§ Entries taken from a collection:
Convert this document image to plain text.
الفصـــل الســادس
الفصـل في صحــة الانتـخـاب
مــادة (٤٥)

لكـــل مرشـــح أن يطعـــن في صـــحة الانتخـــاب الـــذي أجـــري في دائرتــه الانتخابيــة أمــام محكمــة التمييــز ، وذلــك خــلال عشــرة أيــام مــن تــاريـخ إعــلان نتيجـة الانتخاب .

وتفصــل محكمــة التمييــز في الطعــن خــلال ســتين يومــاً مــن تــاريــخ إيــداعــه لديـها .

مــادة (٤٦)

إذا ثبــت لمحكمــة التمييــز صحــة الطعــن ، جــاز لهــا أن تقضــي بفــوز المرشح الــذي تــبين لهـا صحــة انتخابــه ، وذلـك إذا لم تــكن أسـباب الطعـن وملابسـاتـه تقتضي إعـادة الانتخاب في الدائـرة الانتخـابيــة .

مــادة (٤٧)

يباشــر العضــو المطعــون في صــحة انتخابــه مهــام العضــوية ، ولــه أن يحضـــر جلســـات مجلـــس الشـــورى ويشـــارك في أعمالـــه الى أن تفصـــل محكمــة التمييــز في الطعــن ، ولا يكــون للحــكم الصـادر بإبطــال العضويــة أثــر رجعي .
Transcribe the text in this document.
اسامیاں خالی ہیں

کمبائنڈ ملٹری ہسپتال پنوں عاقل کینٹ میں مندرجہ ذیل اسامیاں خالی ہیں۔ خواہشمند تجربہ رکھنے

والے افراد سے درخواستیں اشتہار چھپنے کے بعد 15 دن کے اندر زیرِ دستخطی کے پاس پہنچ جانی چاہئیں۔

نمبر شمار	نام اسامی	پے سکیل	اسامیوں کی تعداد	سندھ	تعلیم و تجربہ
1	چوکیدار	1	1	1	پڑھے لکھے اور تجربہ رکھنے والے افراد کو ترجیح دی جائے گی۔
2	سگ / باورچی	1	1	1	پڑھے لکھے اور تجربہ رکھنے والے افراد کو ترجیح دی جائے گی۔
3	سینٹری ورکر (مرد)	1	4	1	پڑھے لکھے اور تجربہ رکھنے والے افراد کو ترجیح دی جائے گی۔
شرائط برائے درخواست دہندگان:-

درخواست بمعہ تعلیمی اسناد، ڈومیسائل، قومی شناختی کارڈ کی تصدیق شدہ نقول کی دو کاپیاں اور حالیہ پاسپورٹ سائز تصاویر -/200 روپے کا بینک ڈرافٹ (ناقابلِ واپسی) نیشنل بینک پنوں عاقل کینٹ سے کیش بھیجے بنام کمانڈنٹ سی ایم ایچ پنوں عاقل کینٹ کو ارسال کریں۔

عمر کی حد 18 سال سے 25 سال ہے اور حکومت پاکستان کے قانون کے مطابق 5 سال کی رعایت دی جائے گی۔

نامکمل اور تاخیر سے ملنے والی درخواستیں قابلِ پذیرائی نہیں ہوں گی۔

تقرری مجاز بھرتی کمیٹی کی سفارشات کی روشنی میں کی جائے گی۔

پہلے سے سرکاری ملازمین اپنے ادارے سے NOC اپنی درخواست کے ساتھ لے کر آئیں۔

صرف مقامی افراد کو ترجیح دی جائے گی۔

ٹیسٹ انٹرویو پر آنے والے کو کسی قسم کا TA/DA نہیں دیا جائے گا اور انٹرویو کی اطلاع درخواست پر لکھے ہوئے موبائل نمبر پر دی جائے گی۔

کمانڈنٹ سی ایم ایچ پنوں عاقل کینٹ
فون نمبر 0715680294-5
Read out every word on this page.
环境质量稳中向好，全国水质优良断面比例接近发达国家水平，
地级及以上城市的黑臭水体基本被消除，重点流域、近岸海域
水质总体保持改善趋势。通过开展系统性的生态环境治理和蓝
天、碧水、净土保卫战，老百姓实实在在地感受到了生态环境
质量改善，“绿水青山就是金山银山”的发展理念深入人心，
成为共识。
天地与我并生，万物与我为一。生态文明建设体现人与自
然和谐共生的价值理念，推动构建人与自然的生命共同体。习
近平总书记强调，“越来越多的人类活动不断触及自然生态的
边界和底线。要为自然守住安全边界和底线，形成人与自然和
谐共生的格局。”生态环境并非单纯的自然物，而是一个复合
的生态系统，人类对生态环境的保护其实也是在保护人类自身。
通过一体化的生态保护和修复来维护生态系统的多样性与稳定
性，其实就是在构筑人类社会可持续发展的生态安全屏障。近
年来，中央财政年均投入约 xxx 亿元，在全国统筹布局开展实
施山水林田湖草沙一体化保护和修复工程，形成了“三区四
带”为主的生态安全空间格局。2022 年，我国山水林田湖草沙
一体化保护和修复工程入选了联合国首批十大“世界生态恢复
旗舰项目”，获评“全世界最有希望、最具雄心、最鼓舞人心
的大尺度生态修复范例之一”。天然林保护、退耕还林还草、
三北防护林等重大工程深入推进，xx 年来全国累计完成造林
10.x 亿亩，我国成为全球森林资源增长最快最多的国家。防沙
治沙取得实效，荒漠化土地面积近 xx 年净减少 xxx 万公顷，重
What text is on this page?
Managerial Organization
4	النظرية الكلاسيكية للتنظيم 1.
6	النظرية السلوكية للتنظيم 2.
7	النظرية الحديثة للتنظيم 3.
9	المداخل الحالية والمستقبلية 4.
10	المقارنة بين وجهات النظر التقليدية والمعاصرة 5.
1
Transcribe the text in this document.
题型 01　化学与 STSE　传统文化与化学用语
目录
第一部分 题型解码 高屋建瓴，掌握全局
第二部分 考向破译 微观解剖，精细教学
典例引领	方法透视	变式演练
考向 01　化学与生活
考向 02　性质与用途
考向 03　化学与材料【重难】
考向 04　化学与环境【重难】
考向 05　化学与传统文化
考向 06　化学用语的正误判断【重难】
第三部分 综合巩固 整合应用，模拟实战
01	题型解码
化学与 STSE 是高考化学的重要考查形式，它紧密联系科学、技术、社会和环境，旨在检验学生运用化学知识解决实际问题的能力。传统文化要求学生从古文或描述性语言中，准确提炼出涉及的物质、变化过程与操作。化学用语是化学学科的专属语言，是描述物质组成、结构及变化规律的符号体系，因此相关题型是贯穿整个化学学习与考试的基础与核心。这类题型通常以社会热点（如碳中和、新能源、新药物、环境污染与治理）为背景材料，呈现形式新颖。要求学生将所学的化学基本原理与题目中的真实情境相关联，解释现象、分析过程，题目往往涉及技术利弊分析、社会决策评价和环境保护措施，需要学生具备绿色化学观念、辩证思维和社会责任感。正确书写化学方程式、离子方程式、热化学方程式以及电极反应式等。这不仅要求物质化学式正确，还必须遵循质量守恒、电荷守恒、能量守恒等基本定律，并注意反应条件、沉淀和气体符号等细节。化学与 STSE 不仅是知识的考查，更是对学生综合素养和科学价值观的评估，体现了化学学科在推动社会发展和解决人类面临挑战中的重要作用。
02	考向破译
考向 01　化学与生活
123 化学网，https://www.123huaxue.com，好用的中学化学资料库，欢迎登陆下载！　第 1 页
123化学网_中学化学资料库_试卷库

§ The task:
Write the material out exactly, with nothing left out.

§ Answer below:
Convert this document image to plain text.
الفصـــل الســادس
الفصـل في صحــة الانتـخـاب
مــادة (٤٥)

لكـــل مرشـــح أن يطعـــن في صـــحة الانتخـــاب الـــذي أجـــري في دائرتــه الانتخابيــة أمــام محكمــة التمييــز ، وذلــك خــلال عشــرة أيــام مــن تــاريـخ إعــلان نتيجـة الانتخاب .

وتفصــل محكمــة التمييــز في الطعــن خــلال ســتين يومــاً مــن تــاريــخ إيــداعــه لديـها .

مــادة (٤٦)

إذا ثبــت لمحكمــة التمييــز صحــة الطعــن ، جــاز لهــا أن تقضــي بفــوز المرشح الــذي تــبين لهـا صحــة انتخابــه ، وذلـك إذا لم تــكن أسـباب الطعـن وملابسـاتـه تقتضي إعـادة الانتخاب في الدائـرة الانتخـابيــة .

مــادة (٤٧)

يباشــر العضــو المطعــون في صــحة انتخابــه مهــام العضــوية ، ولــه أن يحضـــر جلســـات مجلـــس الشـــورى ويشـــارك في أعمالـــه الى أن تفصـــل محكمــة التمييــز في الطعــن ، ولا يكــون للحــكم الصـادر بإبطــال العضويــة أثــر رجعي .
Transcribe the text in this document.
اسامیاں خالی ہیں

کمبائنڈ ملٹری ہسپتال پنوں عاقل کینٹ میں مندرجہ ذیل اسامیاں خالی ہیں۔ خواہشمند تجربہ رکھنے

والے افراد سے درخواستیں اشتہار چھپنے کے بعد 15 دن کے اندر زیرِ دستخطی کے پاس پہنچ جانی چاہئیں۔

نمبر شمار	نام اسامی	پے سکیل	اسامیوں کی تعداد	سندھ	تعلیم و تجربہ
1	چوکیدار	1	1	1	پڑھے لکھے اور تجربہ رکھنے والے افراد کو ترجیح دی جائے گی۔
2	سگ / باورچی	1	1	1	پڑھے لکھے اور تجربہ رکھنے والے افراد کو ترجیح دی جائے گی۔
3	سینٹری ورکر (مرد)	1	4	1	پڑھے لکھے اور تجربہ رکھنے والے افراد کو ترجیح دی جائے گی۔
شرائط برائے درخواست دہندگان:-

درخواست بمعہ تعلیمی اسناد، ڈومیسائل، قومی شناختی کارڈ کی تصدیق شدہ نقول کی دو کاپیاں اور حالیہ پاسپورٹ سائز تصاویر -/200 روپے کا بینک ڈرافٹ (ناقابلِ واپسی) نیشنل بینک پنوں عاقل کینٹ سے کیش بھیجے بنام کمانڈنٹ سی ایم ایچ پنوں عاقل کینٹ کو ارسال کریں۔

عمر کی حد 18 سال سے 25 سال ہے اور حکومت پاکستان کے قانون کے مطابق 5 سال کی رعایت دی جائے گی۔

نامکمل اور تاخیر سے ملنے والی درخواستیں قابلِ پذیرائی نہیں ہوں گی۔

تقرری مجاز بھرتی کمیٹی کی سفارشات کی روشنی میں کی جائے گی۔

پہلے سے سرکاری ملازمین اپنے ادارے سے NOC اپنی درخواست کے ساتھ لے کر آئیں۔

صرف مقامی افراد کو ترجیح دی جائے گی۔

ٹیسٹ انٹرویو پر آنے والے کو کسی قسم کا TA/DA نہیں دیا جائے گا اور انٹرویو کی اطلاع درخواست پر لکھے ہوئے موبائل نمبر پر دی جائے گی۔

کمانڈنٹ سی ایم ایچ پنوں عاقل کینٹ
فون نمبر 0715680294-5
Read out every word on this page.
环境质量稳中向好，全国水质优良断面比例接近发达国家水平，
地级及以上城市的黑臭水体基本被消除，重点流域、近岸海域
水质总体保持改善趋势。通过开展系统性的生态环境治理和蓝
天、碧水、净土保卫战，老百姓实实在在地感受到了生态环境
质量改善，“绿水青山就是金山银山”的发展理念深入人心，
成为共识。
天地与我并生，万物与我为一。生态文明建设体现人与自
然和谐共生的价值理念，推动构建人与自然的生命共同体。习
近平总书记强调，“越来越多的人类活动不断触及自然生态的
边界和底线。要为自然守住安全边界和底线，形成人与自然和
谐共生的格局。”生态环境并非单纯的自然物，而是一个复合
的生态系统，人类对生态环境的保护其实也是在保护人类自身。
通过一体化的生态保护和修复来维护生态系统的多样性与稳定
性，其实就是在构筑人类社会可持续发展的生态安全屏障。近
年来，中央财政年均投入约 xxx 亿元，在全国统筹布局开展实
施山水林田湖草沙一体化保护和修复工程，形成了“三区四
带”为主的生态安全空间格局。2022 年，我国山水林田湖草沙
一体化保护和修复工程入选了联合国首批十大“世界生态恢复
旗舰项目”，获评“全世界最有希望、最具雄心、最鼓舞人心
的大尺度生态修复范例之一”。天然林保护、退耕还林还草、
三北防护林等重大工程深入推进，xx 年来全国累计完成造林
10.x 亿亩，我国成为全球森林资源增长最快最多的国家。防沙
治沙取得实效，荒漠化土地面积近 xx 年净减少 xxx 万公顷，重
What text is on this page?
Managerial Organization
4	النظرية الكلاسيكية للتنظيم 1.
6	النظرية السلوكية للتنظيم 2.
7	النظرية الحديثة للتنظيم 3.
9	المداخل الحالية والمستقبلية 4.
10	المقارنة بين وجهات النظر التقليدية والمعاصرة 5.
1
Transcribe the text in this document.
题型 01　化学与 STSE　传统文化与化学用语
目录
第一部分 题型解码 高屋建瓴，掌握全局
第二部分 考向破译 微观解剖，精细教学
典例引领	方法透视	变式演练
考向 01　化学与生活
考向 02　性质与用途
考向 03　化学与材料【重难】
考向 04　化学与环境【重难】
考向 05　化学与传统文化
考向 06　化学用语的正误判断【重难】
第三部分 综合巩固 整合应用，模拟实战
01	题型解码
化学与 STSE 是高考化学的重要考查形式，它紧密联系科学、技术、社会和环境，旨在检验学生运用化学知识解决实际问题的能力。传统文化要求学生从古文或描述性语言中，准确提炼出涉及的物质、变化过程与操作。化学用语是化学学科的专属语言，是描述物质组成、结构及变化规律的符号体系，因此相关题型是贯穿整个化学学习与考试的基础与核心。这类题型通常以社会热点（如碳中和、新能源、新药物、环境污染与治理）为背景材料，呈现形式新颖。要求学生将所学的化学基本原理与题目中的真实情境相关联，解释现象、分析过程，题目往往涉及技术利弊分析、社会决策评价和环境保护措施，需要学生具备绿色化学观念、辩证思维和社会责任感。正确书写化学方程式、离子方程式、热化学方程式以及电极反应式等。这不仅要求物质化学式正确，还必须遵循质量守恒、电荷守恒、能量守恒等基本定律，并注意反应条件、沉淀和气体符号等细节。化学与 STSE 不仅是知识的考查，更是对学生综合素养和科学价值观的评估，体现了化学学科在推动社会发展和解决人类面临挑战中的重要作用。
02	考向破译
考向 01　化学与生活
123 化学网，https://www.123huaxue.com，好用的中学化学资料库，欢迎登陆下载！　第 1 页
123化学网_中学化学资料库_试卷库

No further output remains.